Study questions:
1. Write out the part of the interview about hearing loss and struggle from "I remember going" to "everything for them.".
2. Carry on the interview about hearing loss and struggle from its final sentence.

BEGIN Exercise text

I remember going to school. Everything was so loud, too loud. Someone would put a cup on the table and my head would jump. It was just horrible, but my mother says, “I sent her to school, I made her go. She told me she can’t hear. She told me it’s not comfortable but I sent her to school anyways. You think I didn’t feel bad? Of course I felt bad but I knew she had to go to school and couldn’t miss a day of school.” That was my mother. She sent us to school and the only time we would stay home is maybe if we had fever. Only if you have fever and you could prove that you’re sick, otherwise there was no excuse. The same thing with hearing. The point is that she was sending me out there to figure it out, to make the best of it. And like I was saying, when our kids are struggling, we tend to do jump in and try to do everything for them.
It’s a dynamic that you get pulled into. It’s hard to get yourself out of it. That’s what I do in my workshop. I help parents get themselves out of this dynamic and to help invite your children to come and pursue their potentials.”
LS: “Yeah, I think exactly when you started talking about struggle, that’s exactly the underlying belief that so many parents have. They don’t want their child to struggle or suffer which of course you don’t want that for anyone, but you come back to the realism and say, this is what we have. What are we going to do about it now?”
CK: “Instead of looking at it as a struggle or as a hardship, look at it as a challenge. Another challenge that we’re going to overcome. Another challenge that we are going to learn from and grow from. It just changes your perspective on how you look at that.”
LS: “You know what’s funny, many times, in these conversations, we use the metaphor of exercise. You have to work out the muscles to get strong, and if you don’t, they get weak. The same with the hearing. We use it all the time. Recently, I actually started exercising in a more regimented way, and I was like, Oh, I get it. Haha.”
CK: “And you really have to work at it right? It doesn’t just come.”
LS: “And it’s really hard.”
CK: “Exactly. Totally! It’s a great example.”

END Exercise text
BEGIN Data for analysis

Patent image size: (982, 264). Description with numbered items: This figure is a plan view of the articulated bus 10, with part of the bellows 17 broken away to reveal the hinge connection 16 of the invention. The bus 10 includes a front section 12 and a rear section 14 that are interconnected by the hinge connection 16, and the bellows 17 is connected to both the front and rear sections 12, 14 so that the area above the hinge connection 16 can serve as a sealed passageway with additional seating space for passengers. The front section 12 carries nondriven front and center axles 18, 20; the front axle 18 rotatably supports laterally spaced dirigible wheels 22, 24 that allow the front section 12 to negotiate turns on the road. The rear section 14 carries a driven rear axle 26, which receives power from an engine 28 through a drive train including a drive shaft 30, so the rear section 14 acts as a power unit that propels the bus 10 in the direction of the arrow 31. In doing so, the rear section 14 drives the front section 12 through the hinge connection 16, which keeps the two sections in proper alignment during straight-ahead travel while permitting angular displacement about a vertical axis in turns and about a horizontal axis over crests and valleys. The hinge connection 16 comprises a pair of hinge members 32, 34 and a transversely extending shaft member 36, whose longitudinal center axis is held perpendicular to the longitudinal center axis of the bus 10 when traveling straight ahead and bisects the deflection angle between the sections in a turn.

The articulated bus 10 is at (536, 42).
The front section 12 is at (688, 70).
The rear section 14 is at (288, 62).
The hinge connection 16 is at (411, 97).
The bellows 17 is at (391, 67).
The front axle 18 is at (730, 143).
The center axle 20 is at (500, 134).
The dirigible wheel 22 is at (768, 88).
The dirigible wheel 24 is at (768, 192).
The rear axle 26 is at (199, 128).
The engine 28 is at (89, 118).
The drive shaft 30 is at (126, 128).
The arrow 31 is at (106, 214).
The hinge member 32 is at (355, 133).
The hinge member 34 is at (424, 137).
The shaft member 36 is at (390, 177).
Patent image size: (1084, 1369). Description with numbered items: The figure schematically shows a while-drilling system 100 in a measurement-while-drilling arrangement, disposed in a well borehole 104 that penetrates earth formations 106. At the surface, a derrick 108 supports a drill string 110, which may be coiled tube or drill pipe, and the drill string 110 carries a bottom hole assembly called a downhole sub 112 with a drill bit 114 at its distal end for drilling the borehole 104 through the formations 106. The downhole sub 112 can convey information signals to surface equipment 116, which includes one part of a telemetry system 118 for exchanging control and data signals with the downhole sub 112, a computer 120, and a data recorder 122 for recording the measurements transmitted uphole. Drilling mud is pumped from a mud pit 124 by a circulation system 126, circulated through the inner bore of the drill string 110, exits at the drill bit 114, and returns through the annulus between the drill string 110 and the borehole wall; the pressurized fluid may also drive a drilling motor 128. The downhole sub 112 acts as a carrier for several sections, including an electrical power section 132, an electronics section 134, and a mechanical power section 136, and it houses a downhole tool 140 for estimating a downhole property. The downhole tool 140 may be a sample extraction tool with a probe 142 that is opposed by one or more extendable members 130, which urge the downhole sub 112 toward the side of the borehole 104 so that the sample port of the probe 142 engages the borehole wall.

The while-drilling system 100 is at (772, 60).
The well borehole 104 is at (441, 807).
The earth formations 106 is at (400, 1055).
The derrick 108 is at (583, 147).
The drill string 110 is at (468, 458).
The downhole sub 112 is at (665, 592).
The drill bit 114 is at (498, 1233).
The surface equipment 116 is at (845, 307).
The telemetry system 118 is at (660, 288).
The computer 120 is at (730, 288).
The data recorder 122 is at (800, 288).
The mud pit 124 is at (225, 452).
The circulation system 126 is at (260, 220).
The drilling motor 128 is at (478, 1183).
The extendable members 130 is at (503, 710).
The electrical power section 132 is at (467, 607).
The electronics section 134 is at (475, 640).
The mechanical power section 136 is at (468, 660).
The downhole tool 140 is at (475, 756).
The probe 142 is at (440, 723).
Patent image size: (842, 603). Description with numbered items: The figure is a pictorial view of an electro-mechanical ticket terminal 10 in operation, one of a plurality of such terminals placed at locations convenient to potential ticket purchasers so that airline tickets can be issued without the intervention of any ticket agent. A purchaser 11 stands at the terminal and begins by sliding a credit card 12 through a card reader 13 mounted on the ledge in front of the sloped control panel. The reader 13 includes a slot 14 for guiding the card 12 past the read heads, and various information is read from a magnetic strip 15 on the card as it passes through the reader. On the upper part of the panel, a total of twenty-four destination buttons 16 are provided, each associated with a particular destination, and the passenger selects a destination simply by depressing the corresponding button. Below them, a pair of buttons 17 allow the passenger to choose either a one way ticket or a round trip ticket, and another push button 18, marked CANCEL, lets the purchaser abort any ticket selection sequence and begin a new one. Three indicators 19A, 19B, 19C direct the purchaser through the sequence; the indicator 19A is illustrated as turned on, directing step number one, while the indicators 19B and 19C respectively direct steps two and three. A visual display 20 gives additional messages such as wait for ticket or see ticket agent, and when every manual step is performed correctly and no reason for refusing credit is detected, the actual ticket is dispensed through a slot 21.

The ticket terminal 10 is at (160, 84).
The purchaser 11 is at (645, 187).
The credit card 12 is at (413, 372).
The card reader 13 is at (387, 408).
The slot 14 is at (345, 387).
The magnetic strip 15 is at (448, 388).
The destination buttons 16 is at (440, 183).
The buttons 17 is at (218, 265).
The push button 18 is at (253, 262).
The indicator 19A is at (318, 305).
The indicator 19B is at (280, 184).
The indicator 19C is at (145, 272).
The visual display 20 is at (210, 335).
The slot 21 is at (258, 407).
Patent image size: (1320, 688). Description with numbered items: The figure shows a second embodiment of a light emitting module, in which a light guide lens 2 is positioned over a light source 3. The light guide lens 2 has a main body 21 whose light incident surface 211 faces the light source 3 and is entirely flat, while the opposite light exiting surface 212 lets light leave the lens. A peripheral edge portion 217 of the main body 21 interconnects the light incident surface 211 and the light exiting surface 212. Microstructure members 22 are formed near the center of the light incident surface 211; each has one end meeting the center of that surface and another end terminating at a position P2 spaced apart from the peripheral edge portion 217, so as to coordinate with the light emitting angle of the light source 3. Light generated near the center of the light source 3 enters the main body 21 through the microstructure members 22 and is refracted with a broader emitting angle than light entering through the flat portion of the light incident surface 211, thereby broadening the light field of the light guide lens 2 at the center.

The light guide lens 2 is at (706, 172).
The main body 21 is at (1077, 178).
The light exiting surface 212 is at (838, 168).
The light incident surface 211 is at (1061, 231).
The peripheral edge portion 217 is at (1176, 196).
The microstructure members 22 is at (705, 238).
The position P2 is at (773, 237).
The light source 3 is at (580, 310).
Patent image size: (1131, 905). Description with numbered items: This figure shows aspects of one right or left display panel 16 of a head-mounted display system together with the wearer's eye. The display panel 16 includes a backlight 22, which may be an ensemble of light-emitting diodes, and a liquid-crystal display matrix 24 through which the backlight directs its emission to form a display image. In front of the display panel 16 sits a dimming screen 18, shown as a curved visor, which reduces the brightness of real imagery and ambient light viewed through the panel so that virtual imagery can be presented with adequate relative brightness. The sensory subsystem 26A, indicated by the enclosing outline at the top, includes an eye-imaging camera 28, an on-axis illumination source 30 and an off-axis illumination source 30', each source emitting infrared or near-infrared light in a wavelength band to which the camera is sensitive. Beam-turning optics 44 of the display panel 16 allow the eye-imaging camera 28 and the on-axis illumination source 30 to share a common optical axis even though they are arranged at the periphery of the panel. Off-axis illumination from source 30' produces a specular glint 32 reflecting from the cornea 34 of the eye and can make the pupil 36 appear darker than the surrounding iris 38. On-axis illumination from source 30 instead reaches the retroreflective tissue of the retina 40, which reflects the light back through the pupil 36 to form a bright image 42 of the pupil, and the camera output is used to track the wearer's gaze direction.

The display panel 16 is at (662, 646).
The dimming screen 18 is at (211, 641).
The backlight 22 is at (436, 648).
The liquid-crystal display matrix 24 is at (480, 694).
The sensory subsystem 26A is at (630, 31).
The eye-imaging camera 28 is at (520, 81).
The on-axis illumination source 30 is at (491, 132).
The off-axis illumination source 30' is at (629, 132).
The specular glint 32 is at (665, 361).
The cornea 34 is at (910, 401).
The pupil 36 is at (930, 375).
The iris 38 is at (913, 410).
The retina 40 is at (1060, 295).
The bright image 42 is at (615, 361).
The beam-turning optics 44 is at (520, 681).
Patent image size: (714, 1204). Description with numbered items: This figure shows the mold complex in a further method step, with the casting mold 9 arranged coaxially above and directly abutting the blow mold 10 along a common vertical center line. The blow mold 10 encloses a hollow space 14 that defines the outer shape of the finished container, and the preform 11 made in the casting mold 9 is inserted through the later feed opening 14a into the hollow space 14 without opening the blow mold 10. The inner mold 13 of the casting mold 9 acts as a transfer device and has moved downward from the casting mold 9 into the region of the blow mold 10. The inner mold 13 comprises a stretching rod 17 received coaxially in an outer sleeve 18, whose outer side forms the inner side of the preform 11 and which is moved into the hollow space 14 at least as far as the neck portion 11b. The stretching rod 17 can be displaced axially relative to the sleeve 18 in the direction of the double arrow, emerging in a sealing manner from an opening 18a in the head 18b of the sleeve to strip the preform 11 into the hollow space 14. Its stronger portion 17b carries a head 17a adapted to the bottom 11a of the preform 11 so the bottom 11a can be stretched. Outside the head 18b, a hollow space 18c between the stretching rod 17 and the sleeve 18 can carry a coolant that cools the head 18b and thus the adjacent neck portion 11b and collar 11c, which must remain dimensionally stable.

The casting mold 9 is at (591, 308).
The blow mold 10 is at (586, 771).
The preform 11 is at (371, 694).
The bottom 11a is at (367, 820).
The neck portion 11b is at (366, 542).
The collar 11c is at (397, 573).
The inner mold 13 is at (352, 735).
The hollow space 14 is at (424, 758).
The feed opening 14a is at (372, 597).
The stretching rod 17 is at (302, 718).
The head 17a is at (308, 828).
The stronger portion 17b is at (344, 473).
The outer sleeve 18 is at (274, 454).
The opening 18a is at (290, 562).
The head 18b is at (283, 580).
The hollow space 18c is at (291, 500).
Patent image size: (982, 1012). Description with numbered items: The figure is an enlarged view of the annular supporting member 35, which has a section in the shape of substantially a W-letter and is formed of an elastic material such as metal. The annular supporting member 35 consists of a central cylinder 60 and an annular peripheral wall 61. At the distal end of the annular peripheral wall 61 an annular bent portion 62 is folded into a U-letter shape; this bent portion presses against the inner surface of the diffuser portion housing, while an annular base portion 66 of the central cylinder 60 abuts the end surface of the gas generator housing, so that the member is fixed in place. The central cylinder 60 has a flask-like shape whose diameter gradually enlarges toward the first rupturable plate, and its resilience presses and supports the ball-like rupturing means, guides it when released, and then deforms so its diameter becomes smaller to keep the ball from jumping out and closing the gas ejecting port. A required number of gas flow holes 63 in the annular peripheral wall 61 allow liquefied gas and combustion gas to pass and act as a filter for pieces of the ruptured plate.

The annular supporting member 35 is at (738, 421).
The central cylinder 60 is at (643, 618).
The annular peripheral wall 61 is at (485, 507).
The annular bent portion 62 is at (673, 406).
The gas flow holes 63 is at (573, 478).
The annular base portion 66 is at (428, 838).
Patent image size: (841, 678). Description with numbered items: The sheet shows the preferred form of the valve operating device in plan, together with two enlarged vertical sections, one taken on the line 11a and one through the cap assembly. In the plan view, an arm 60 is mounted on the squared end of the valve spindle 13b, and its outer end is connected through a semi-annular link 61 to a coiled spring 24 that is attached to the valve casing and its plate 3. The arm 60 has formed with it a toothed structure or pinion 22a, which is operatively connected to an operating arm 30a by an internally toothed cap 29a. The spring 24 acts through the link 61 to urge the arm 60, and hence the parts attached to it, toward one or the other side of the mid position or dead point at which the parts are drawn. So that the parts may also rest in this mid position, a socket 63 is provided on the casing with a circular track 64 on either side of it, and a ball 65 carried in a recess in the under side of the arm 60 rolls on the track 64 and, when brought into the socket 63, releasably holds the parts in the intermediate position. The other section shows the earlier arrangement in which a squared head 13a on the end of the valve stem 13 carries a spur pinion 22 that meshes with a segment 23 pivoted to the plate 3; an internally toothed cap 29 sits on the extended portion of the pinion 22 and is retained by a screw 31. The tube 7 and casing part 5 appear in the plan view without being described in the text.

END Data for analysis

Results of the tasks:
1.
I remember going to school. Everything was so loud, too loud. Someone would put a cup on the table and my head would jump. It was just horrible, but my mother says, “I sent her to school, I made her go. She told me she can’t hear. She told me it’s not comfortable but I sent her to school anyways. You think I didn’t feel bad? Of course I felt bad but I knew she had to go to school and couldn’t miss a day of school.” That was my mother. She sent us to school and the only time we would stay home is maybe if we had fever. Only if you have fever and you could prove that you’re sick, otherwise there was no excuse. The same thing with hearing. The point is that she was sending me out there to figure it out, to make the best of it. And like I was saying, when our kids are struggling, we tend to do jump in and try to do everything for them.

2.
LS: “I’m taking my audiology metaphors and I’m applying them to my exercise routine.”
CK: “It’s a great example. It’s the same thing I always say, “Life is like a gym.” We go to the gym to work on those muscles and strengthen them. I remember my son who is now twenty, as a teenager, I hope it’s okay to say this, I hope he doesn’t get offended, but he was really lazy, okay?! Really lazy and he did not move. When he started joining the gym, I was shocked. I never believed that was going to happen. That’s just another example that you never know where your kids are going to end up. It’s amazing. It’s beautiful to see.
Clearly, he started joining the gym after never doing anything. He failed and flunked sports at school. Never did any type of sport and he decided that he wants to join the gym. So, I said great and it had nothing to do with me. I just paid for the membership. After that, he put himself on such a strict schedule and on a diet. I look at him today and I’m still shocked. It was really unbelievable. He worked hard. He would be there for like a month and still didn’t see a change. But that didn’t stop him. He just knew that it takes time. You don’t stop after a month. It takes time and then you have to upkeep it. It’s work. It’s a working process. And it’s the same thing in life. Life, you go into it and it’s all a gym. Children learn from life. They learn from school situations. They learn from family situations. They learn from all these situations and if we keep jumping in and helping them, they are not going to learn how to do it on their own. To be independent, and confident and be able to solve problems on your own.
It’s hard for parents to see their kids struggle. So, don’t look at it as a struggle, look at it as a learning experience. They are going to learn from this and they are going to grow from this. It’s the same with the gym like you said.”
LS: “Okay, I just do have to take with you the other side of this. Which is, this works up until a point. Because you’re also not going to take a child and throw them in a pool…”
CK: “You know what, someone just told me, it’s funny that you say that. Someone just told me there is a method that does that. I’m trying to think of which mother that told me this. She said that her swimming teacher told her not to put those floaty things on the arms because then they are depending on the floaties and they are not learning how to swim. So, there are methods that do that.”
LS: “Okay, but you won’t throw them in without an adult nearby. There’s still going to be some kind of structure that helps them or holds them. It isn’t going to be, there’s the ocean. Have at it. So, of course there is still a place and much value for services and for all the rehabilitation that we do for anyone who has any kind of disability. That’s the thing about hearing loss, where it overlaps with disability in a lot of ways. But it’s also outside in other ways. It’s important to acknowledge that.
We have a lot of patients, a lot of listeners where the deafness or hearing loss is maybe the sixth or seventh problem or maybe I won’t say problem, just something that they are dealing with: medically or other intellectual disabilities that are really at play. So, as much as I appreciate and really respect this approach, we just need to also say that it’s not for every child that everything is a challenge that we can overcome. Sometimes, there are things we are going to have to get services for.”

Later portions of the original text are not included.